> **PROBLEM**
Would you retype all of these records exactly?

> **EXTRACTED MATERIAL**
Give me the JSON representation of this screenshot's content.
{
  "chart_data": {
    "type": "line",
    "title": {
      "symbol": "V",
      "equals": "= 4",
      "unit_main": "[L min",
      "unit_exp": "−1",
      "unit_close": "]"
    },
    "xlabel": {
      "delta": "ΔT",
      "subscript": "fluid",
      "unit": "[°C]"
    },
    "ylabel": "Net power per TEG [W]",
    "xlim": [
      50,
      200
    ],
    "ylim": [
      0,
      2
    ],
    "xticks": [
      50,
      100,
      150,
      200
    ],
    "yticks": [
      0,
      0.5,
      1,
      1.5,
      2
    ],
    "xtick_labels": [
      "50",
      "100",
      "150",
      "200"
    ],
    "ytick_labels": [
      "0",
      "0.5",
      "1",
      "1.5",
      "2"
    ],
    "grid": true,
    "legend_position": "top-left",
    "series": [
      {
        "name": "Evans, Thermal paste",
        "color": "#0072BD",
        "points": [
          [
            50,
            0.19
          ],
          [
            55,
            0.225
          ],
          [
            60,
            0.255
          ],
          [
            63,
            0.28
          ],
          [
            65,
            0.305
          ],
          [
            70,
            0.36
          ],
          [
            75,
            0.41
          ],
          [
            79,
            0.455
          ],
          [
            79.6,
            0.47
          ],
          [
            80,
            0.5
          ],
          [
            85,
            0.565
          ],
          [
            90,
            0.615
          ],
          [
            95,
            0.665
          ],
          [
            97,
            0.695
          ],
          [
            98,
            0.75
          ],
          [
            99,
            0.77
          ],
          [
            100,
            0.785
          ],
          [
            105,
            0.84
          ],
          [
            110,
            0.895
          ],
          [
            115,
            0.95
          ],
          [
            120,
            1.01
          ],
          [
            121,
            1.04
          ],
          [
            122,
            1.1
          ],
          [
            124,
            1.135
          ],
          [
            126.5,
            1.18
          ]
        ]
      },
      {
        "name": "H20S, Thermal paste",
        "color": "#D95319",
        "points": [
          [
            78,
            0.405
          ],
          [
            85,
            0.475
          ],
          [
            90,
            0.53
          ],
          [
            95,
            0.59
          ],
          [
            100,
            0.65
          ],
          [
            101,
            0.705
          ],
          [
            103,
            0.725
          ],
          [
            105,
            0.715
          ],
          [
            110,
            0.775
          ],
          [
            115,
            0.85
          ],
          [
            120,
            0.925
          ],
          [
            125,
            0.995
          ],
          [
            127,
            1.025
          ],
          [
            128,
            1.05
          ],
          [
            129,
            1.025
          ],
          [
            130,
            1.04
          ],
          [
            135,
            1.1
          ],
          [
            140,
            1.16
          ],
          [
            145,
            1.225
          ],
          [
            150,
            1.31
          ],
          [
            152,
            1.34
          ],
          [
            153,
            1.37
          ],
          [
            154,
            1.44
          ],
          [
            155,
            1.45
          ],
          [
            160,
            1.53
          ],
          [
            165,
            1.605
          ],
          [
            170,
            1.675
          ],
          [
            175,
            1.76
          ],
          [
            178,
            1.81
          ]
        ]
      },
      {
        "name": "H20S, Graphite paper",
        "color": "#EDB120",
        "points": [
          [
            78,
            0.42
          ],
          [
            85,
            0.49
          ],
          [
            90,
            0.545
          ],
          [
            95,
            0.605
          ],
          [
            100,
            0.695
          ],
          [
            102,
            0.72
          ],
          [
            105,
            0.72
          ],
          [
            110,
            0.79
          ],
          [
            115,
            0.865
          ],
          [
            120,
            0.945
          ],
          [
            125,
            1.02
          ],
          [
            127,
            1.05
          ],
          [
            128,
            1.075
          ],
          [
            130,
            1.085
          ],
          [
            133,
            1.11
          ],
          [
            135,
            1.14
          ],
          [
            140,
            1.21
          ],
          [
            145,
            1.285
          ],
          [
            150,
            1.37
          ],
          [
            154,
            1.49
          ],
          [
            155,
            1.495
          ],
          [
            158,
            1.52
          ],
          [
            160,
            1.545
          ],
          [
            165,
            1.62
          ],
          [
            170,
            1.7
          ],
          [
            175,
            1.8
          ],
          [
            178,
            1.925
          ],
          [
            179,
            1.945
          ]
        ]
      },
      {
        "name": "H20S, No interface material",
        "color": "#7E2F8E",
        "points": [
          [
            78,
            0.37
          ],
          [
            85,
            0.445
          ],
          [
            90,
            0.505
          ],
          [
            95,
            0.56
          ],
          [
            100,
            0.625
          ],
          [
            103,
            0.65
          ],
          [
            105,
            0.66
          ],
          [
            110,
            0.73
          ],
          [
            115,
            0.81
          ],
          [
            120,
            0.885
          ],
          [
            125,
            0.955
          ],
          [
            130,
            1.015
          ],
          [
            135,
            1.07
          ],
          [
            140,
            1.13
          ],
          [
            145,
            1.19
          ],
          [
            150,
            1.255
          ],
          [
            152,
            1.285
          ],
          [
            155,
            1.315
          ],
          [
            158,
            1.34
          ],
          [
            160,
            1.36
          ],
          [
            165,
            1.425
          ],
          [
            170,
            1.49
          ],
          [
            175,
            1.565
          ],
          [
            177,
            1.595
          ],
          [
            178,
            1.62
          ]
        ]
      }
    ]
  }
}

> **EXERCISE RESULT**
Give me the JSON representation of this screenshot's content.
{
  "chart_data": {
    "type": "line",
    "title": {
      "symbol": "V",
      "equals": "= 4",
      "unit_main": "[L min",
      "unit_exp": "−1",
      "unit_close": "]"
    },
    "xlabel": {
      "delta": "ΔT",
      "subscript": "fluid",
      "unit": "[°C]"
    },
    "ylabel": "Net power per TEG [W]",
    "xlim": [
      50,
      200
    ],
    "ylim": [
      0,
      2
    ],
    "xticks": [
      50,
      100,
      150,
      200
    ],
    "yticks": [
      0,
      0.5,
      1,
      1.5,
      2
    ],
    "xtick_labels": [
      "50",
      "100",
      "150",
      "200"
    ],
    "ytick_labels": [
      "0",
      "0.5",
      "1",
      "1.5",
      "2"
    ],
    "grid": true,
    "legend_position": "top-left",
    "series": [
      {
        "name": "Evans, Thermal paste",
        "color": "#0072BD",
        "points": [
          [
            50,
            0.19
          ],
          [
            55,
            0.225
          ],
          [
            60,
            0.255
          ],
          [
            63,
            0.28
          ],
          [
            65,
            0.305
          ],
          [
            70,
            0.36
          ],
          [
            75,
            0.41
          ],
          [
            79,
            0.455
          ],
          [
            79.6,
            0.47
          ],
          [
            80,
            0.5
          ],
          [
            85,
            0.565
          ],
          [
            90,
            0.615
          ],
          [
            95,
            0.665
          ],
          [
            97,
            0.695
          ],
          [
            98,
            0.75
          ],
          [
            99,
            0.77
          ],
          [
            100,
            0.785
          ],
          [
            105,
            0.84
          ],
          [
            110,
            0.895
          ],
          [
            115,
            0.95
          ],
          [
            120,
            1.01
          ],
          [
            121,
            1.04
          ],
          [
            122,
            1.1
          ],
          [
            124,
            1.135
          ],
          [
            126.5,
            1.18
          ]
        ]
      },
      {
        "name": "H20S, Thermal paste",
        "color": "#D95319",
        "points": [
          [
            78,
            0.405
          ],
          [
            85,
            0.475
          ],
          [
            90,
            0.53
          ],
          [
            95,
            0.59
          ],
          [
            100,
            0.65
          ],
          [
            101,
            0.705
          ],
          [
            103,
            0.725
          ],
          [
            105,
            0.715
          ],
          [
            110,
            0.775
          ],
          [
            115,
            0.85
          ],
          [
            120,
            0.925
          ],
          [
            125,
            0.995
          ],
          [
            127,
            1.025
          ],
          [
            128,
            1.05
          ],
          [
            129,
            1.025
          ],
          [
            130,
            1.04
          ],
          [
            135,
            1.1
          ],
          [
            140,
            1.16
          ],
          [
            145,
            1.225
          ],
          [
            150,
            1.31
          ],
          [
            152,
            1.34
          ],
          [
            153,
            1.37
          ],
          [
            154,
            1.44
          ],
          [
            155,
            1.45
          ],
          [
            160,
            1.53
          ],
          [
            165,
            1.605
          ],
          [
            170,
            1.675
          ],
          [
            175,
            1.76
          ],
          [
            178,
            1.81
          ]
        ]
      },
      {
        "name": "H20S, Graphite paper",
        "color": "#EDB120",
        "points": [
          [
            78,
            0.42
          ],
          [
            85,
            0.49
          ],
          [
            90,
            0.545
          ],
          [
            95,
            0.605
          ],
          [
            100,
            0.695
          ],
          [
            102,
            0.72
          ],
          [
            105,
            0.72
          ],
          [
            110,
            0.79
          ],
          [
            115,
            0.865
          ],
          [
            120,
            0.945
          ],
          [
            125,
            1.02
          ],
          [
            127,
            1.05
          ],
          [
            128,
            1.075
          ],
          [
            130,
            1.085
          ],
          [
            133,
            1.11
          ],
          [
            135,
            1.14
          ],
          [
            140,
            1.21
          ],
          [
            145,
            1.285
          ],
          [
            150,
            1.37
          ],
          [
            154,
            1.49
          ],
          [
            155,
            1.495
          ],
          [
            158,
            1.52
          ],
          [
            160,
            1.545
          ],
          [
            165,
            1.62
          ],
          [
            170,
            1.7
          ],
          [
            175,
            1.8
          ],
          [
            178,
            1.925
          ],
          [
            179,
            1.945
          ]
        ]
      },
      {
        "name": "H20S, No interface material",
        "color": "#7E2F8E",
        "points": [
          [
            78,
            0.37
          ],
          [
            85,
            0.445
          ],
          [
            90,
            0.505
          ],
          [
            95,
            0.56
          ],
          [
            100,
            0.625
          ],
          [
            103,
            0.65
          ],
          [
            105,
            0.66
          ],
          [
            110,
            0.73
          ],
          [
            115,
            0.81
          ],
          [
            120,
            0.885
          ],
          [
            125,
            0.955
          ],
          [
            130,
            1.015
          ],
          [
            135,
            1.07
          ],
          [
            140,
            1.13
          ],
          [
            145,
            1.19
          ],
          [
            150,
            1.255
          ],
          [
            152,
            1.285
          ],
          [
            155,
            1.315
          ],
          [
            158,
            1.34
          ],
          [
            160,
            1.36
          ],
          [
            165,
            1.425
          ],
          [
            170,
            1.49
          ],
          [
            175,
            1.565
          ],
          [
            177,
            1.595
          ],
          [
            178,
            1.62
          ]
        ]
      }
    ]
  }
}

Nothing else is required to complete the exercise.